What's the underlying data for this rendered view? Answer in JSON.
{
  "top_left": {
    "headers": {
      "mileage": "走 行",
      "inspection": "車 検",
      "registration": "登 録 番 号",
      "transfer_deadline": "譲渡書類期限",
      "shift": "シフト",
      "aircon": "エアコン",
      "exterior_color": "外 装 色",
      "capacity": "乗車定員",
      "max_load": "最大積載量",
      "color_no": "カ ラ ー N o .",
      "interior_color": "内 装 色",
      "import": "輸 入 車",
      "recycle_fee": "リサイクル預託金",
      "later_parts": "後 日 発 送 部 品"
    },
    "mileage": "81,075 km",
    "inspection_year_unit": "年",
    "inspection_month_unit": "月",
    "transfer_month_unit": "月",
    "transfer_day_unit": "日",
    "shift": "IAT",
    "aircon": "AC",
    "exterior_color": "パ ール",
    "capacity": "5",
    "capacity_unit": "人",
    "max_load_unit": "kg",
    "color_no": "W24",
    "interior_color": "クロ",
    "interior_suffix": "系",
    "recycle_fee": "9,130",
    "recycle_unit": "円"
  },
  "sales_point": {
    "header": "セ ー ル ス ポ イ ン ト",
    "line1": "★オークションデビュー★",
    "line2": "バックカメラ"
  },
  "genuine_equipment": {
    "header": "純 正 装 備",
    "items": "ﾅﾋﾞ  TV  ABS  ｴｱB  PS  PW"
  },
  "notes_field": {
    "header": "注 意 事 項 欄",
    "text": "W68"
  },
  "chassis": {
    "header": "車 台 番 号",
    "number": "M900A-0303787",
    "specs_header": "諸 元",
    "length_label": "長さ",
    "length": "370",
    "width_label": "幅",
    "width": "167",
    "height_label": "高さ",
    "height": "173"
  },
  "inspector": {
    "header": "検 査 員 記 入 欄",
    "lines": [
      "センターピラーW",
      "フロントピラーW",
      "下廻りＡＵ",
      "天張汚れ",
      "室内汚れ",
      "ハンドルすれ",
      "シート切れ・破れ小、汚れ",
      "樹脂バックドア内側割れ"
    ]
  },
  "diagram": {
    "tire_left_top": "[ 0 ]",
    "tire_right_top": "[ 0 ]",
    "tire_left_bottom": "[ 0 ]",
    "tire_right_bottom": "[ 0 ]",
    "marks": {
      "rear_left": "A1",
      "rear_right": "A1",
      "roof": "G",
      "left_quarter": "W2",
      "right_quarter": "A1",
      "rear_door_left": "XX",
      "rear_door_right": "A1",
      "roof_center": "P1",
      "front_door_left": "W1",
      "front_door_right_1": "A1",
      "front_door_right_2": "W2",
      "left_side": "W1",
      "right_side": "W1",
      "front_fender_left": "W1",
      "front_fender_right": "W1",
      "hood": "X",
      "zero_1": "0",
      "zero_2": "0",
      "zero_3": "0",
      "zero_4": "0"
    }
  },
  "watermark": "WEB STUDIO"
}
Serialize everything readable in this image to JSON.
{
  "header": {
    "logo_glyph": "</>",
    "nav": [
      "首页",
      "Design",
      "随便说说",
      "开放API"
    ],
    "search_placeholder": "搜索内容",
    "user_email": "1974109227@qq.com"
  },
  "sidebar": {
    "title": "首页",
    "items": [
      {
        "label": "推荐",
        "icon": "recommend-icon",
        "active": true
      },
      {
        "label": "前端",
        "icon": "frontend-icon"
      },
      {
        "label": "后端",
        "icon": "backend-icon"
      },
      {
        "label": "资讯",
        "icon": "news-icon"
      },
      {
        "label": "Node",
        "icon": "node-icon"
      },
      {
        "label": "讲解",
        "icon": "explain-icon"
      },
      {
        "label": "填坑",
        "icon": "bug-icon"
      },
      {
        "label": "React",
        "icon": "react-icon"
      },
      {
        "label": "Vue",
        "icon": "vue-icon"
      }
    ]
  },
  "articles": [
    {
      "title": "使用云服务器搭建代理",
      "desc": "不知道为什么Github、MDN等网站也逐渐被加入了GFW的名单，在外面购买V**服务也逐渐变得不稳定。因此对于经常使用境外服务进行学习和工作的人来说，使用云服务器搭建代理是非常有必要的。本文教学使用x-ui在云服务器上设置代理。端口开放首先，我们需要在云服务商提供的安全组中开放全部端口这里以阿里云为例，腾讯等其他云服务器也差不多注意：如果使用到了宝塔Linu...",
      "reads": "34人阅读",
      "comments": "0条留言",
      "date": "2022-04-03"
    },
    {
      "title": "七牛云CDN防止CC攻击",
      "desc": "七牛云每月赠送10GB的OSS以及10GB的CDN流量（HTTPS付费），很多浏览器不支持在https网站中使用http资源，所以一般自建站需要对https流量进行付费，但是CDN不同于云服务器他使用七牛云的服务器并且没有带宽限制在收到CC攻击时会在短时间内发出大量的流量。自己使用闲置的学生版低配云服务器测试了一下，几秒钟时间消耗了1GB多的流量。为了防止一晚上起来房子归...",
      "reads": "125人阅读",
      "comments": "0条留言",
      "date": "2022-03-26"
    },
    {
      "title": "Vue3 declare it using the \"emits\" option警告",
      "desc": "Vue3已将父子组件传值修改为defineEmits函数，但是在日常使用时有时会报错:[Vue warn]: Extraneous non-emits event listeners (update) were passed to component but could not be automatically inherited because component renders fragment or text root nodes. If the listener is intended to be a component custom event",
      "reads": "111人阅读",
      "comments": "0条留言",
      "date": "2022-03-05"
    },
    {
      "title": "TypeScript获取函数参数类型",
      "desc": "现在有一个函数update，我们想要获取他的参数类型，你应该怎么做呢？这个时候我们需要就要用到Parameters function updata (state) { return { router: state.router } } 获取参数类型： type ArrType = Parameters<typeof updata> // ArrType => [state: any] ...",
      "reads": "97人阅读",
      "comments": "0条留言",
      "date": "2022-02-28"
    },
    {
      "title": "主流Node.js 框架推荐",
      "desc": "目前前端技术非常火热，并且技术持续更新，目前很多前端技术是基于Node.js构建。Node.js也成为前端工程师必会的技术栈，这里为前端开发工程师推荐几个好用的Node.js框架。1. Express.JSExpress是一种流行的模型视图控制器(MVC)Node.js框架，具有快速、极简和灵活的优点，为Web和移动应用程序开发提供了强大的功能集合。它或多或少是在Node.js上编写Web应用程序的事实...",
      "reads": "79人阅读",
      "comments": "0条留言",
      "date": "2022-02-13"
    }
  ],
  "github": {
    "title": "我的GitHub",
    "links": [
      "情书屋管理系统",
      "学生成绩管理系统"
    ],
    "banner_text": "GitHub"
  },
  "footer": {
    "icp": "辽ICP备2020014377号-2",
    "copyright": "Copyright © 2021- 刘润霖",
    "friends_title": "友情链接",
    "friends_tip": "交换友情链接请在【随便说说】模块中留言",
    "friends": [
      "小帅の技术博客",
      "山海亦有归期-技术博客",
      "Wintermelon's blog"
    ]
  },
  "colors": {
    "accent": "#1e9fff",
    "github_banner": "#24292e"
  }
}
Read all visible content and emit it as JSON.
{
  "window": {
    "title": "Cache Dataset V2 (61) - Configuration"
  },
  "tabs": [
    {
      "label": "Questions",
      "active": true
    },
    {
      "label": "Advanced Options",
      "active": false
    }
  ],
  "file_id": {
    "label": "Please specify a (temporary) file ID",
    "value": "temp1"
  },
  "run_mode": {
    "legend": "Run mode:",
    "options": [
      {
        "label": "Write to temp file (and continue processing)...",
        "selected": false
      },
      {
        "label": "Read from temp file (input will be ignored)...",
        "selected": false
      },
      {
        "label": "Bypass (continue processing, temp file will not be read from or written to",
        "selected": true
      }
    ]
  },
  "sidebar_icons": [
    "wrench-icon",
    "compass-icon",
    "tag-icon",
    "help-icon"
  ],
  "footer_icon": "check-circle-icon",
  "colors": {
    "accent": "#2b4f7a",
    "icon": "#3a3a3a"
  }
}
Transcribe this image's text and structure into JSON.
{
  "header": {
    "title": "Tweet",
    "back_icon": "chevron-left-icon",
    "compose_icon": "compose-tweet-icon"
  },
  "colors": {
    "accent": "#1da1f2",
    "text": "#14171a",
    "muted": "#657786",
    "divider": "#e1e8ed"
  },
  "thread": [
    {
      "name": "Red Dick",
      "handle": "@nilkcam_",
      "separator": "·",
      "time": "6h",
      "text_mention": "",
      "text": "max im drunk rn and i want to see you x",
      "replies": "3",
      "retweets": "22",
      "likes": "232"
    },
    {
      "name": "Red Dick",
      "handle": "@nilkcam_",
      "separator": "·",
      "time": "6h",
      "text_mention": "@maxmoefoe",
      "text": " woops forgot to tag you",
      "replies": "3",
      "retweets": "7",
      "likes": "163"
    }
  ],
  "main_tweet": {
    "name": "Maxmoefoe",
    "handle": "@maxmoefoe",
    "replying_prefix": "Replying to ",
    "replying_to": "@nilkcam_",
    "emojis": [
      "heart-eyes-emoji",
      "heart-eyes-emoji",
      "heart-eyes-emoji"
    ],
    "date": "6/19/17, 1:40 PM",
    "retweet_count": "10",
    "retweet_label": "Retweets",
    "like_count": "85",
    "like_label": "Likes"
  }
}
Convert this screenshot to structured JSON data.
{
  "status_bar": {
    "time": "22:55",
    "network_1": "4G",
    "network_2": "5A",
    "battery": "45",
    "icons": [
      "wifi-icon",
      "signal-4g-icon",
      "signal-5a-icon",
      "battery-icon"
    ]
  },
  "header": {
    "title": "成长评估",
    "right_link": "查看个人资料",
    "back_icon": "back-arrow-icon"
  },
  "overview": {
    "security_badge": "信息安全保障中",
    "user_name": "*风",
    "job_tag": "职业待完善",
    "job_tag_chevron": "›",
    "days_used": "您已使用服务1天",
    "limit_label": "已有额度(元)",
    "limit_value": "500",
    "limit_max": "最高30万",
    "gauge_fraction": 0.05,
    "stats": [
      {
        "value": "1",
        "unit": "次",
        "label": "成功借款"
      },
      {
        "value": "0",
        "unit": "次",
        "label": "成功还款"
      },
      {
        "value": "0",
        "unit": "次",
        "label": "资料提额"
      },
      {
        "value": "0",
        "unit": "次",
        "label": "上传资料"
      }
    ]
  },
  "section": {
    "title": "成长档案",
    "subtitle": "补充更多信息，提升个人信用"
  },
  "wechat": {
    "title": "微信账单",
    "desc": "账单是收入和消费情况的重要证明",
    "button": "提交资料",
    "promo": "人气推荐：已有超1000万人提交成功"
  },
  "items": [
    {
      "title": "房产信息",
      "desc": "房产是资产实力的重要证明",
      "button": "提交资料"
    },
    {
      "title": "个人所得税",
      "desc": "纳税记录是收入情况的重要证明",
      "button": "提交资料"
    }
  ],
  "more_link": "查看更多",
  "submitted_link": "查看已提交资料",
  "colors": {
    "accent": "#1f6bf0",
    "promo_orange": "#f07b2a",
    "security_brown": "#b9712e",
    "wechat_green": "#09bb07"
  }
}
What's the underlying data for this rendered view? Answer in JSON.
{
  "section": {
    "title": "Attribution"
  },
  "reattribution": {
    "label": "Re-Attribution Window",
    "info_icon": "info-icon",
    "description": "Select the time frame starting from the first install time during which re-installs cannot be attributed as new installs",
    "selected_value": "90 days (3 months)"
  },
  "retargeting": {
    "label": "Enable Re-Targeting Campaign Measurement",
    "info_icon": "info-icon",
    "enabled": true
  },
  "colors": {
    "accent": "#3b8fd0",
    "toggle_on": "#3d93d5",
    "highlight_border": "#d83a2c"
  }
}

◆ **The problem**
Say, as a single number and nothing more, how many lines of the entries contain the word "this".

◆ **The completed task**
5